Dataset items:
---------------
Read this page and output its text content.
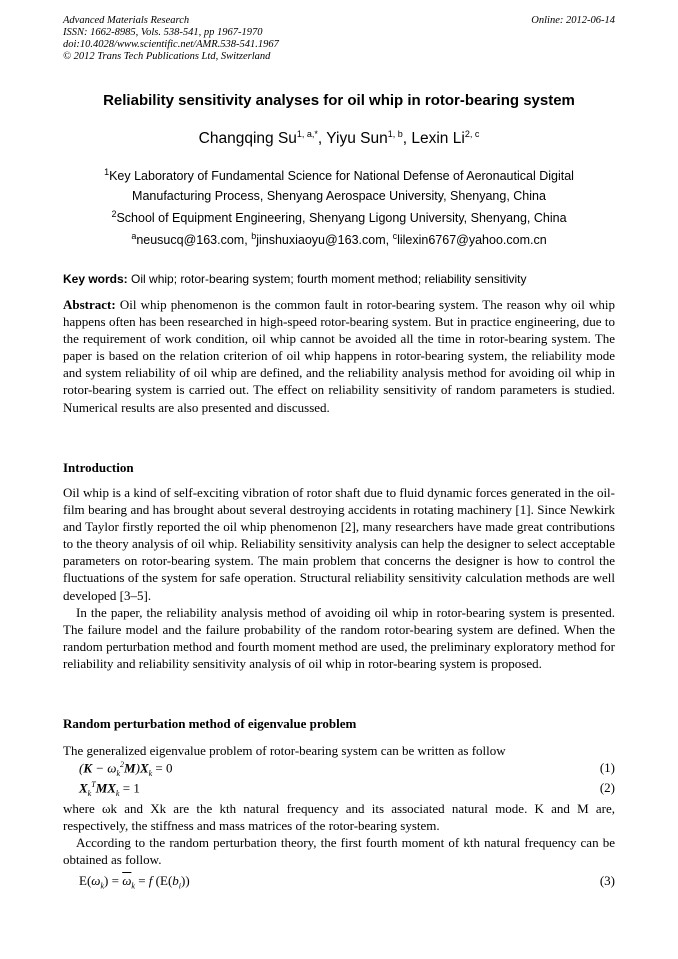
Advanced Materials Research
ISSN: 1662-8985, Vols. 538-541, pp 1967-1970
doi:10.4028/www.scientific.net/AMR.538-541.1967
© 2012 Trans Tech Publications Ltd, Switzerland
Online: 2012-06-14
Reliability sensitivity analyses for oil whip in rotor-bearing system
Changqing $Su^{1, a,*}$, Yiyu Sun$^{1, b}$, Lexin Li$^{2, c}$
$^1$Key Laboratory of Fundamental Science for National Defense of Aeronautical Digital
Manufacturing Process, Shenyang Aerospace University, Shenyang, China
$^2$School of Equipment Engineering, Shenyang Ligong University, Shenyang, China
$^a$neusucq@163.com, $^b$jinshuxiaoyu@163.com, $^c$lilexin6767@yahoo.com.cn
Key words: Oil whip; rotor-bearing system; fourth moment method; reliability sensitivity
Abstract: Oil whip phenomenon is the common fault in rotor-bearing system. The reason why oil whip happens often has been researched in high-speed rotor-bearing system. But in practice engineering, due to the requirement of work condition, oil whip cannot be avoided all the time in rotor-bearing system. The paper is based on the relation criterion of oil whip happens in rotor-bearing system, the reliability mode and system reliability of oil whip are defined, and the reliability analysis method for avoiding oil whip in rotor-bearing system is carried out. The effect on reliability sensitivity of random parameters is studied. Numerical results are also presented and discussed.
Introduction

Oil whip is a kind of self-exciting vibration of rotor shaft due to fluid dynamic forces generated in the oil-film bearing and has brought about several destroying accidents in rotating machinery [1]. Since Newkirk and Taylor firstly reported the oil whip phenomenon [2], many researchers have made great contributions to the theory analysis of oil whip. Reliability sensitivity analysis can help the designer to select acceptable parameters on rotor-bearing system. The main problem that concerns the designer is how to control the fluctuations of the system for safe operation. Structural reliability sensitivity calculation methods are well developed [3–5].

In the paper, the reliability analysis method of avoiding oil whip in rotor-bearing system is presented. The failure model and the failure probability of the random rotor-bearing system are defined. When the random perturbation method and fourth moment method are used, the preliminary exploratory method for reliability and reliability sensitivity analysis of oil whip in rotor-bearing system is proposed.

Random perturbation method of eigenvalue problem
The generalized eigenvalue problem of rotor-bearing system can be written as follow
$(K - \omega_k^2M)X_k = 0$	(1)
$X_k^TMX_k = 1$	(2)

where ωk and Xk are the kth natural frequency and its associated natural mode. K and M are, respectively, the stiffness and mass matrices of the rotor-bearing system.

According to the random perturbation theory, the first fourth moment of kth natural frequency can be obtained as follow.

$E(\omega_k) = \overline{\omega}_k = f$ $(E(b_i))$	(3)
---------------
▸ PROBLEM TO WORK ON: Return the listing above unchanged, apart from dropping its pictures.

▸ THE RESPONSE:
Read this page and output its text content.
Advanced Materials Research
ISSN: 1662-8985, Vols. 538-541, pp 1967-1970
doi:10.4028/www.scientific.net/AMR.538-541.1967
© 2012 Trans Tech Publications Ltd, Switzerland
Online: 2012-06-14
Reliability sensitivity analyses for oil whip in rotor-bearing system
Changqing $Su^{1, a,*}$, Yiyu Sun$^{1, b}$, Lexin Li$^{2, c}$
$^1$Key Laboratory of Fundamental Science for National Defense of Aeronautical Digital
Manufacturing Process, Shenyang Aerospace University, Shenyang, China
$^2$School of Equipment Engineering, Shenyang Ligong University, Shenyang, China
$^a$neusucq@163.com, $^b$jinshuxiaoyu@163.com, $^c$lilexin6767@yahoo.com.cn
Key words: Oil whip; rotor-bearing system; fourth moment method; reliability sensitivity
Abstract: Oil whip phenomenon is the common fault in rotor-bearing system. The reason why oil whip happens often has been researched in high-speed rotor-bearing system. But in practice engineering, due to the requirement of work condition, oil whip cannot be avoided all the time in rotor-bearing system. The paper is based on the relation criterion of oil whip happens in rotor-bearing system, the reliability mode and system reliability of oil whip are defined, and the reliability analysis method for avoiding oil whip in rotor-bearing system is carried out. The effect on reliability sensitivity of random parameters is studied. Numerical results are also presented and discussed.
Introduction

Oil whip is a kind of self-exciting vibration of rotor shaft due to fluid dynamic forces generated in the oil-film bearing and has brought about several destroying accidents in rotating machinery [1]. Since Newkirk and Taylor firstly reported the oil whip phenomenon [2], many researchers have made great contributions to the theory analysis of oil whip. Reliability sensitivity analysis can help the designer to select acceptable parameters on rotor-bearing system. The main problem that concerns the designer is how to control the fluctuations of the system for safe operation. Structural reliability sensitivity calculation methods are well developed [3–5].

In the paper, the reliability analysis method of avoiding oil whip in rotor-bearing system is presented. The failure model and the failure probability of the random rotor-bearing system are defined. When the random perturbation method and fourth moment method are used, the preliminary exploratory method for reliability and reliability sensitivity analysis of oil whip in rotor-bearing system is proposed.

Random perturbation method of eigenvalue problem
The generalized eigenvalue problem of rotor-bearing system can be written as follow
$(K - \omega_k^2M)X_k = 0$	(1)
$X_k^TMX_k = 1$	(2)

where ωk and Xk are the kth natural frequency and its associated natural mode. K and M are, respectively, the stiffness and mass matrices of the rotor-bearing system.

According to the random perturbation theory, the first fourth moment of kth natural frequency can be obtained as follow.

$E(\omega_k) = \overline{\omega}_k = f$ $(E(b_i))$	(3)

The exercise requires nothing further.